> **Task requirements**
Take every line where the string "IGMP" appears and copy it.

> **Records to use**
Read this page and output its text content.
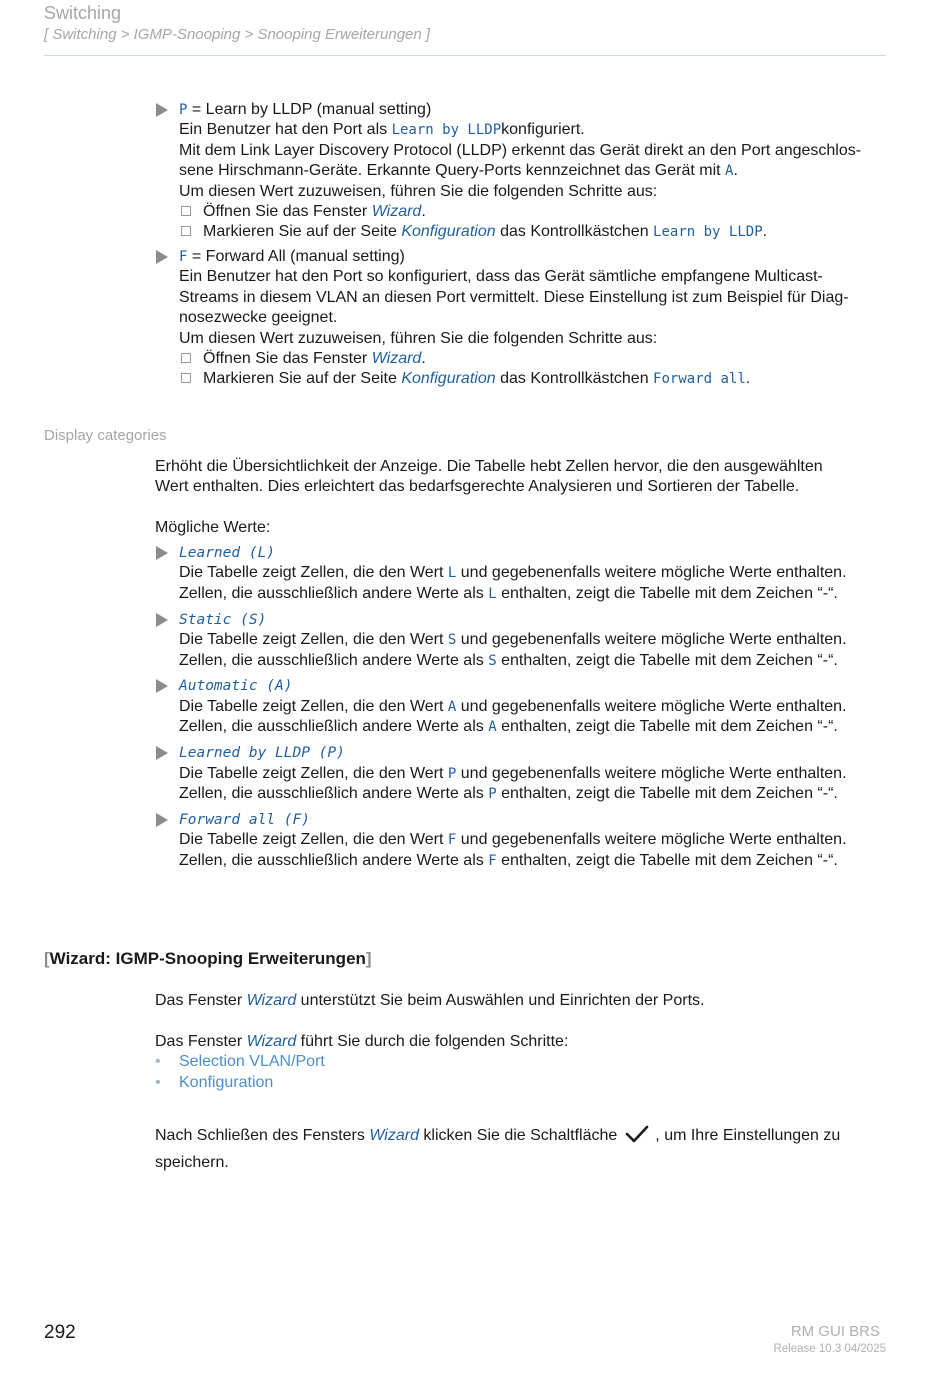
Switching
[ Switching > IGMP-Snooping > Snooping Erweiterungen ]

P = Learn by LLDP (manual setting)

Ein Benutzer hat den Port als Learn by LLDPkonfiguriert.

Mit dem Link Layer Discovery Protocol (LLDP) erkennt das Gerät direkt an den Port angeschlos-

sene Hirschmann-Geräte. Erkannte Query-Ports kennzeichnet das Gerät mit A.

Um diesen Wert zuzuweisen, führen Sie die folgenden Schritte aus:

Öffnen Sie das Fenster Wizard.
Markieren Sie auf der Seite Konfiguration das Kontrollkästchen Learn by LLDP.

F = Forward All (manual setting)

Ein Benutzer hat den Port so konfiguriert, dass das Gerät sämtliche empfangene Multicast-

Streams in diesem VLAN an diesen Port vermittelt. Diese Einstellung ist zum Beispiel für Diag-

nosezwecke geeignet.

Um diesen Wert zuzuweisen, führen Sie die folgenden Schritte aus:

Öffnen Sie das Fenster Wizard.
Markieren Sie auf der Seite Konfiguration das Kontrollkästchen Forward all.
Display categories

Erhöht die Übersichtlichkeit der Anzeige. Die Tabelle hebt Zellen hervor, die den ausgewählten

Wert enthalten. Dies erleichtert das bedarfsgerechte Analysieren und Sortieren der Tabelle.

Mögliche Werte:

Learned (L)

Die Tabelle zeigt Zellen, die den Wert L und gegebenenfalls weitere mögliche Werte enthalten.

Zellen, die ausschließlich andere Werte als L enthalten, zeigt die Tabelle mit dem Zeichen “-“.

Static (S)

Die Tabelle zeigt Zellen, die den Wert S und gegebenenfalls weitere mögliche Werte enthalten.

Zellen, die ausschließlich andere Werte als S enthalten, zeigt die Tabelle mit dem Zeichen “-“.

Automatic (A)

Die Tabelle zeigt Zellen, die den Wert A und gegebenenfalls weitere mögliche Werte enthalten.

Zellen, die ausschließlich andere Werte als A enthalten, zeigt die Tabelle mit dem Zeichen “-“.

Learned by LLDP (P)

Die Tabelle zeigt Zellen, die den Wert P und gegebenenfalls weitere mögliche Werte enthalten.

Zellen, die ausschließlich andere Werte als P enthalten, zeigt die Tabelle mit dem Zeichen “-“.

Forward all (F)

Die Tabelle zeigt Zellen, die den Wert F und gegebenenfalls weitere mögliche Werte enthalten.

Zellen, die ausschließlich andere Werte als F enthalten, zeigt die Tabelle mit dem Zeichen “-“.

[Wizard: IGMP-Snooping Erweiterungen]

Das Fenster Wizard unterstützt Sie beim Auswählen und Einrichten der Ports.

Das Fenster Wizard führt Sie durch die folgenden Schritte:

• Selection VLAN/Port
• Konfiguration

Nach Schließen des Fensters Wizard klicken Sie die Schaltfläche , um Ihre Einstellungen zu

speichern.

292	RM GUI BRS
Release 10.3 04/2025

> **Answer to this problem**
[ Switching > IGMP-Snooping > Snooping Erweiterungen ]
[Wizard: IGMP-Snooping Erweiterungen]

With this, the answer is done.